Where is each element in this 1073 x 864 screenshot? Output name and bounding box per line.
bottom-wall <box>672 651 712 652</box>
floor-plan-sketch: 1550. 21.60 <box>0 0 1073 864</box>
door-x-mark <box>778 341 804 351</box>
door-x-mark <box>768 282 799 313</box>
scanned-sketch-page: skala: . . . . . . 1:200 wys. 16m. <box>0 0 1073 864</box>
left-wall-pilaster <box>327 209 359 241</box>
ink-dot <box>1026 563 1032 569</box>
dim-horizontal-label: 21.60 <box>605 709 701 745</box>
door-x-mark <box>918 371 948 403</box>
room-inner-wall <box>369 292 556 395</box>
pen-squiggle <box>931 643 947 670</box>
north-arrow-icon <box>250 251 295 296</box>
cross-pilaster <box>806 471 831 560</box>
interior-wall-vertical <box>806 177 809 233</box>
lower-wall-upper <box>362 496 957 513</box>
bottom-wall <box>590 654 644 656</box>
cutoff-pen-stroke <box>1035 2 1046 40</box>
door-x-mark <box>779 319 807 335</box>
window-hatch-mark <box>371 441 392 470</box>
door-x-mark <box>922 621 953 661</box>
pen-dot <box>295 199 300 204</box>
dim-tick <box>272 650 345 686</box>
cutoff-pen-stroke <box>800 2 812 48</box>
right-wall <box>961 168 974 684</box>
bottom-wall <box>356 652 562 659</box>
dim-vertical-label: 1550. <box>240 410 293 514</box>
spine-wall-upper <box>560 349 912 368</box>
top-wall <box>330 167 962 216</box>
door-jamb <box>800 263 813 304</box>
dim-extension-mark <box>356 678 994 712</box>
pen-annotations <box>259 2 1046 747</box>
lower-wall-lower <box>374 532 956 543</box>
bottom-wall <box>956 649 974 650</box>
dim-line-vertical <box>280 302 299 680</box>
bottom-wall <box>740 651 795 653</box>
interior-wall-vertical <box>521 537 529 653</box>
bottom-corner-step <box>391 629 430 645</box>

- - - - - - -

Überarbeite die obigen Datensätze, indem du „screenshot“ durch „image“ ersetzt und alles andere unverändert lässt.

Where is each element in this 1073 x 864 image? Output name and bounding box per line.
bottom-wall <box>672 651 712 652</box>
floor-plan-sketch: 1550. 21.60 <box>0 0 1073 864</box>
door-x-mark <box>778 341 804 351</box>
door-x-mark <box>768 282 799 313</box>
scanned-sketch-page: skala: . . . . . . 1:200 wys. 16m. <box>0 0 1073 864</box>
left-wall-pilaster <box>327 209 359 241</box>
ink-dot <box>1026 563 1032 569</box>
dim-horizontal-label: 21.60 <box>605 709 701 745</box>
door-x-mark <box>918 371 948 403</box>
room-inner-wall <box>369 292 556 395</box>
pen-squiggle <box>931 643 947 670</box>
north-arrow-icon <box>250 251 295 296</box>
cross-pilaster <box>806 471 831 560</box>
interior-wall-vertical <box>806 177 809 233</box>
lower-wall-upper <box>362 496 957 513</box>
bottom-wall <box>590 654 644 656</box>
cutoff-pen-stroke <box>1035 2 1046 40</box>
door-x-mark <box>779 319 807 335</box>
window-hatch-mark <box>371 441 392 470</box>
door-x-mark <box>922 621 953 661</box>
pen-dot <box>295 199 300 204</box>
dim-tick <box>272 650 345 686</box>
cutoff-pen-stroke <box>800 2 812 48</box>
right-wall <box>961 168 974 684</box>
bottom-wall <box>356 652 562 659</box>
dim-vertical-label: 1550. <box>240 410 293 514</box>
spine-wall-upper <box>560 349 912 368</box>
top-wall <box>330 167 962 216</box>
door-jamb <box>800 263 813 304</box>
dim-extension-mark <box>356 678 994 712</box>
pen-annotations <box>259 2 1046 747</box>
lower-wall-lower <box>374 532 956 543</box>
bottom-wall <box>956 649 974 650</box>
dim-line-vertical <box>280 302 299 680</box>
bottom-wall <box>740 651 795 653</box>
interior-wall-vertical <box>521 537 529 653</box>
bottom-corner-step <box>391 629 430 645</box>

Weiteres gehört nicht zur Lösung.